WHAT THE TASK ASKS.
Set each entry down verbatim, omitting images.

INFORMATION GIVEN.
>>>
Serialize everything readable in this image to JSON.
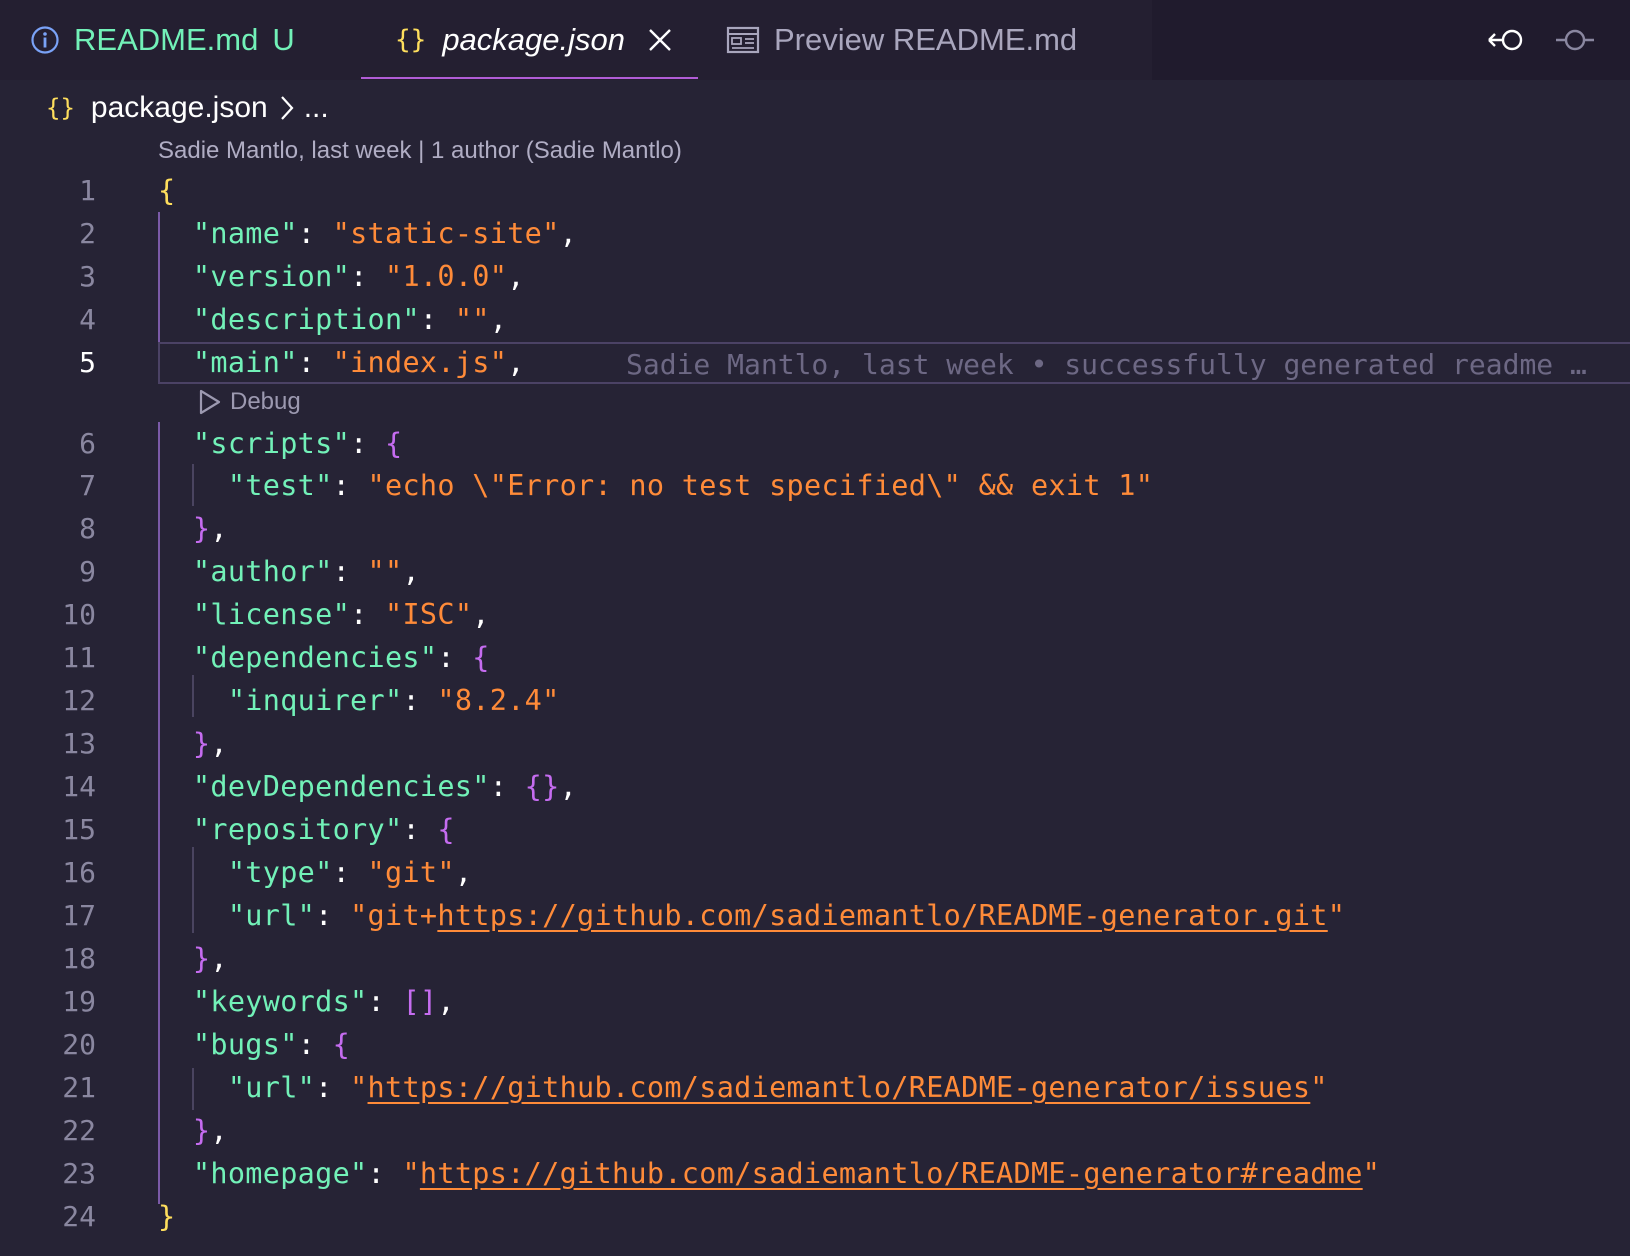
{
  "tabs": {
    "readme": {
      "label": "README.md",
      "status": "U"
    },
    "package": {
      "label": "package.json",
      "icon": "{}"
    },
    "preview": {
      "label": "Preview README.md"
    }
  },
  "breadcrumb": {
    "icon": "{}",
    "file": "package.json",
    "more": "..."
  },
  "blame_header": "Sadie Mantlo, last week | 1 author (Sadie Mantlo)",
  "inline_blame": "Sadie Mantlo, last week • successfully generated readme …",
  "codelens": {
    "label": "Debug"
  },
  "line_numbers": [
    "1",
    "2",
    "3",
    "4",
    "5",
    "6",
    "7",
    "8",
    "9",
    "10",
    "11",
    "12",
    "13",
    "14",
    "15",
    "16",
    "17",
    "18",
    "19",
    "20",
    "21",
    "22",
    "23",
    "24"
  ],
  "active_line": "5",
  "code": {
    "l1_open": "{",
    "l2_key": "\"name\"",
    "l2_val": "\"static-site\"",
    "l3_key": "\"version\"",
    "l3_val": "\"1.0.0\"",
    "l4_key": "\"description\"",
    "l4_val": "\"\"",
    "l5_key": "\"main\"",
    "l5_val": "\"index.js\"",
    "l6_key": "\"scripts\"",
    "l6_brace": "{",
    "l7_key": "\"test\"",
    "l7_val": "\"echo \\\"Error: no test specified\\\" && exit 1\"",
    "l8_close": "}",
    "l9_key": "\"author\"",
    "l9_val": "\"\"",
    "l10_key": "\"license\"",
    "l10_val": "\"ISC\"",
    "l11_key": "\"dependencies\"",
    "l11_brace": "{",
    "l12_key": "\"inquirer\"",
    "l12_val": "\"8.2.4\"",
    "l13_close": "}",
    "l14_key": "\"devDependencies\"",
    "l14_val": "{}",
    "l15_key": "\"repository\"",
    "l15_brace": "{",
    "l16_key": "\"type\"",
    "l16_val": "\"git\"",
    "l17_key": "\"url\"",
    "l17_pre": "\"git+",
    "l17_link": "https://github.com/sadiemantlo/README-generator.git",
    "l17_post": "\"",
    "l18_close": "}",
    "l19_key": "\"keywords\"",
    "l19_val": "[]",
    "l20_key": "\"bugs\"",
    "l20_brace": "{",
    "l21_key": "\"url\"",
    "l21_pre": "\"",
    "l21_link": "https://github.com/sadiemantlo/README-generator/issues",
    "l21_post": "\"",
    "l22_close": "}",
    "l23_key": "\"homepage\"",
    "l23_pre": "\"",
    "l23_link": "https://github.com/sadiemantlo/README-generator#readme",
    "l23_post": "\"",
    "l24_close": "}"
  },
  "colors": {
    "background": "#262335",
    "key": "#72f1b8",
    "string": "#ff8b39",
    "brace": "#fede5d",
    "nested_brace": "#c56cf0",
    "tab_accent": "#b15cd6"
  },
  "icons": [
    "info-icon",
    "json-file-icon",
    "close-icon",
    "preview-icon",
    "go-back-icon",
    "timeline-icon",
    "chevron-right-icon",
    "play-icon"
  ]
}
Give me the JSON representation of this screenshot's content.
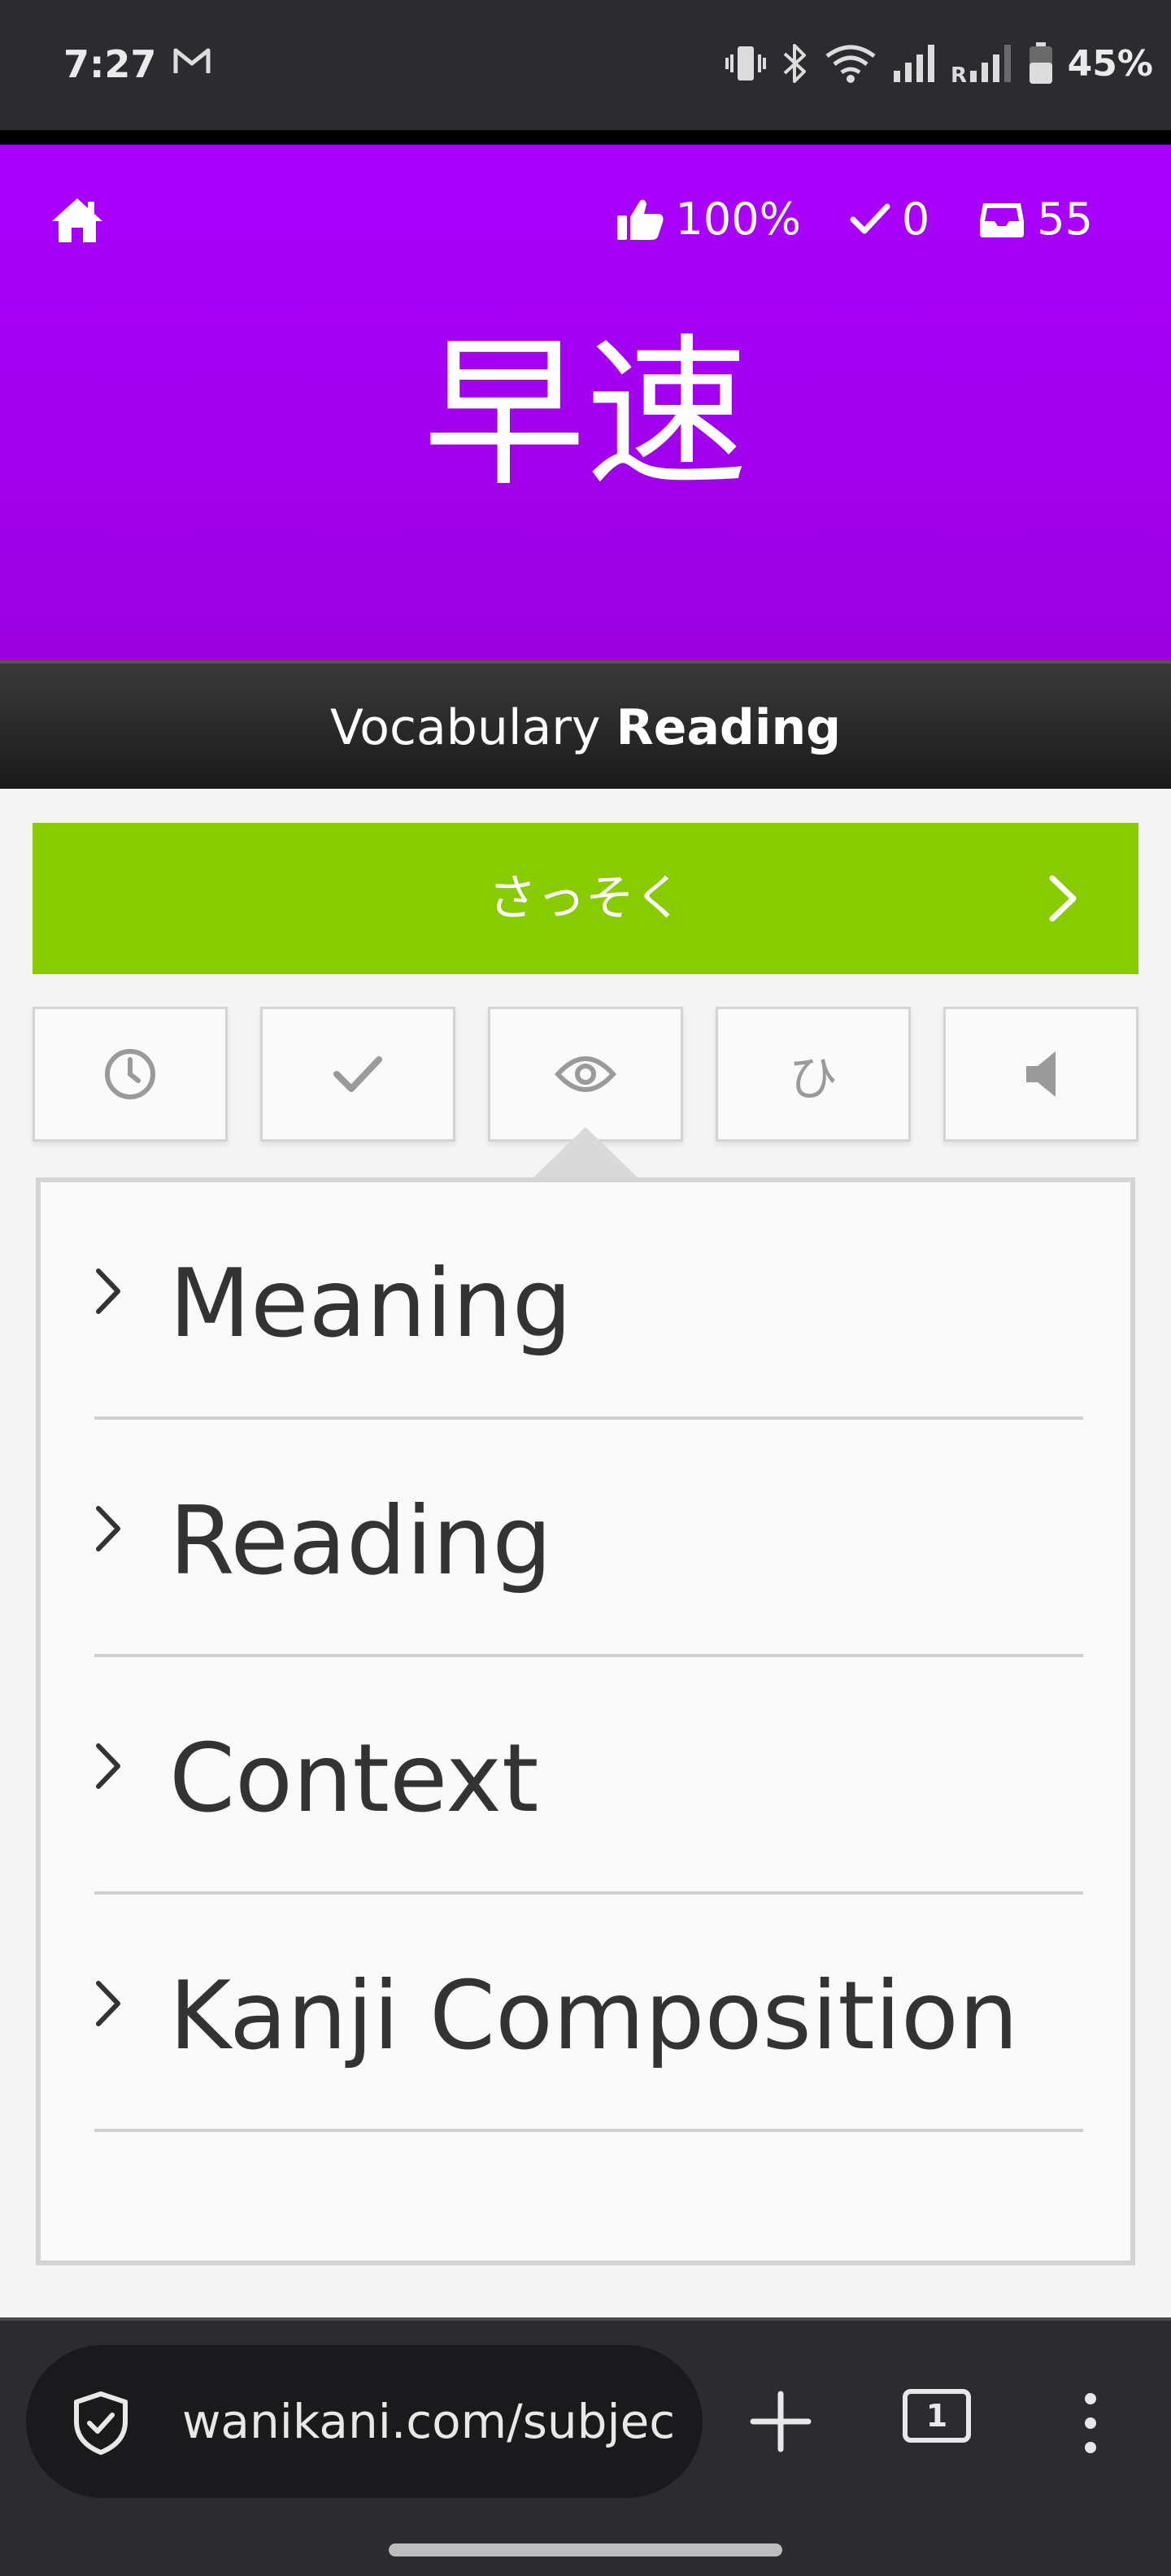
{
  "status_bar": {
    "time": "7:27",
    "battery": "45%",
    "icons": [
      "gmail-icon",
      "vibrate-icon",
      "bluetooth-icon",
      "wifi-icon",
      "signal-icon",
      "roaming-signal-icon",
      "battery-icon"
    ]
  },
  "header": {
    "color": "#aa00ff",
    "home_icon": "home-icon",
    "accuracy": "100%",
    "correct_count": "0",
    "remaining_count": "55",
    "subject_characters": "早速"
  },
  "category": {
    "type": "Vocabulary",
    "question": "Reading"
  },
  "answer": {
    "value": "さっそく",
    "color": "#88cc00"
  },
  "action_buttons": [
    {
      "name": "last-items-button",
      "icon": "clock-icon"
    },
    {
      "name": "mark-correct-button",
      "icon": "check-icon"
    },
    {
      "name": "item-info-button",
      "icon": "eye-icon"
    },
    {
      "name": "kana-chart-button",
      "label": "ひ"
    },
    {
      "name": "audio-button",
      "icon": "speaker-icon"
    }
  ],
  "info_sections": [
    {
      "label": "Meaning"
    },
    {
      "label": "Reading"
    },
    {
      "label": "Context"
    },
    {
      "label": "Kanji Composition"
    }
  ],
  "browser": {
    "url": "wanikani.com/subjec",
    "tab_count": "1"
  }
}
<<<
EXERCISE RESULT.
Serialize everything readable in this image to JSON.
{
  "tabs": {
    "readme": {
      "label": "README.md",
      "status": "U"
    },
    "package": {
      "label": "package.json",
      "icon": "{}"
    },
    "preview": {
      "label": "Preview README.md"
    }
  },
  "breadcrumb": {
    "icon": "{}",
    "file": "package.json",
    "more": "..."
  },
  "blame_header": "Sadie Mantlo, last week | 1 author (Sadie Mantlo)",
  "inline_blame": "Sadie Mantlo, last week • successfully generated readme …",
  "codelens": {
    "label": "Debug"
  },
  "line_numbers": [
    "1",
    "2",
    "3",
    "4",
    "5",
    "6",
    "7",
    "8",
    "9",
    "10",
    "11",
    "12",
    "13",
    "14",
    "15",
    "16",
    "17",
    "18",
    "19",
    "20",
    "21",
    "22",
    "23",
    "24"
  ],
  "active_line": "5",
  "code": {
    "l1_open": "{",
    "l2_key": "\"name\"",
    "l2_val": "\"static-site\"",
    "l3_key": "\"version\"",
    "l3_val": "\"1.0.0\"",
    "l4_key": "\"description\"",
    "l4_val": "\"\"",
    "l5_key": "\"main\"",
    "l5_val": "\"index.js\"",
    "l6_key": "\"scripts\"",
    "l6_brace": "{",
    "l7_key": "\"test\"",
    "l7_val": "\"echo \\\"Error: no test specified\\\" && exit 1\"",
    "l8_close": "}",
    "l9_key": "\"author\"",
    "l9_val": "\"\"",
    "l10_key": "\"license\"",
    "l10_val": "\"ISC\"",
    "l11_key": "\"dependencies\"",
    "l11_brace": "{",
    "l12_key": "\"inquirer\"",
    "l12_val": "\"8.2.4\"",
    "l13_close": "}",
    "l14_key": "\"devDependencies\"",
    "l14_val": "{}",
    "l15_key": "\"repository\"",
    "l15_brace": "{",
    "l16_key": "\"type\"",
    "l16_val": "\"git\"",
    "l17_key": "\"url\"",
    "l17_pre": "\"git+",
    "l17_link": "https://github.com/sadiemantlo/README-generator.git",
    "l17_post": "\"",
    "l18_close": "}",
    "l19_key": "\"keywords\"",
    "l19_val": "[]",
    "l20_key": "\"bugs\"",
    "l20_brace": "{",
    "l21_key": "\"url\"",
    "l21_pre": "\"",
    "l21_link": "https://github.com/sadiemantlo/README-generator/issues",
    "l21_post": "\"",
    "l22_close": "}",
    "l23_key": "\"homepage\"",
    "l23_pre": "\"",
    "l23_link": "https://github.com/sadiemantlo/README-generator#readme",
    "l23_post": "\"",
    "l24_close": "}"
  },
  "colors": {
    "background": "#262335",
    "key": "#72f1b8",
    "string": "#ff8b39",
    "brace": "#fede5d",
    "nested_brace": "#c56cf0",
    "tab_accent": "#b15cd6"
  },
  "icons": [
    "info-icon",
    "json-file-icon",
    "close-icon",
    "preview-icon",
    "go-back-icon",
    "timeline-icon",
    "chevron-right-icon",
    "play-icon"
  ]
}
Give me the JSON representation of this screenshot's content.
{
  "status_bar": {
    "time": "7:27",
    "battery": "45%",
    "icons": [
      "gmail-icon",
      "vibrate-icon",
      "bluetooth-icon",
      "wifi-icon",
      "signal-icon",
      "roaming-signal-icon",
      "battery-icon"
    ]
  },
  "header": {
    "color": "#aa00ff",
    "home_icon": "home-icon",
    "accuracy": "100%",
    "correct_count": "0",
    "remaining_count": "55",
    "subject_characters": "早速"
  },
  "category": {
    "type": "Vocabulary",
    "question": "Reading"
  },
  "answer": {
    "value": "さっそく",
    "color": "#88cc00"
  },
  "action_buttons": [
    {
      "name": "last-items-button",
      "icon": "clock-icon"
    },
    {
      "name": "mark-correct-button",
      "icon": "check-icon"
    },
    {
      "name": "item-info-button",
      "icon": "eye-icon"
    },
    {
      "name": "kana-chart-button",
      "label": "ひ"
    },
    {
      "name": "audio-button",
      "icon": "speaker-icon"
    }
  ],
  "info_sections": [
    {
      "label": "Meaning"
    },
    {
      "label": "Reading"
    },
    {
      "label": "Context"
    },
    {
      "label": "Kanji Composition"
    }
  ],
  "browser": {
    "url": "wanikani.com/subjec",
    "tab_count": "1"
  }
}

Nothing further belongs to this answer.